**Task**
Please recast the stretch from the start of the listing through the line containing "file-name: documentsummary.pdf: [244, 545, 412, 561]" as a JSON list of strings, one string per line, with blank lines left out.

**Given entries**
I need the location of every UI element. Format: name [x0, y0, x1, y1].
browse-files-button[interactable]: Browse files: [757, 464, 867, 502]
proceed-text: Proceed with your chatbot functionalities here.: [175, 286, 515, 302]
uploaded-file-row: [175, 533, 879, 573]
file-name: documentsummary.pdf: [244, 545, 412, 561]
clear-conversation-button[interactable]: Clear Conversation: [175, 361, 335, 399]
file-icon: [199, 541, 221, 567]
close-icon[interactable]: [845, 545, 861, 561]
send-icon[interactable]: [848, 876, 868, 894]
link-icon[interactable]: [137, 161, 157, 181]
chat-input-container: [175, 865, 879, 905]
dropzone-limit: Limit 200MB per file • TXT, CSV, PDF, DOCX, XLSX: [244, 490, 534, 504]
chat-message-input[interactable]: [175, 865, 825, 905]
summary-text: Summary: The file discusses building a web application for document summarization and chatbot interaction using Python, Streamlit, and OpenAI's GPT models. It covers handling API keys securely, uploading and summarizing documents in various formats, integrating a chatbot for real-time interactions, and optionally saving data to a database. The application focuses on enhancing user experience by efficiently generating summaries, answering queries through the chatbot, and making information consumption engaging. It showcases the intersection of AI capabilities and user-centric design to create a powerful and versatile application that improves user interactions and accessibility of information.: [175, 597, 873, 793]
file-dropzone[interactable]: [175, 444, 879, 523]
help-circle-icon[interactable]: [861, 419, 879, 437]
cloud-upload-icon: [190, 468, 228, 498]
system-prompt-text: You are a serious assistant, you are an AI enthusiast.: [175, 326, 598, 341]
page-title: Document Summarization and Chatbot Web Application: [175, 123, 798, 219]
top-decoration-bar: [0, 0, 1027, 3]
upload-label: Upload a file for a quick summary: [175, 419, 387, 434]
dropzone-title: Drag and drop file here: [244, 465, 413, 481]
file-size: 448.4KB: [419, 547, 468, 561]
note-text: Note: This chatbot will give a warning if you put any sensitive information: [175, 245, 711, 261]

**Output for this exercise**
[
  "I need the location of every UI element. Format: name [x0, y0, x1, y1].",
  "browse-files-button[interactable]: Browse files: [757, 464, 867, 502]",
  "proceed-text: Proceed with your chatbot functionalities here.: [175, 286, 515, 302]",
  "uploaded-file-row: [175, 533, 879, 573]",
  "file-name: documentsummary.pdf: [244, 545, 412, 561]"
]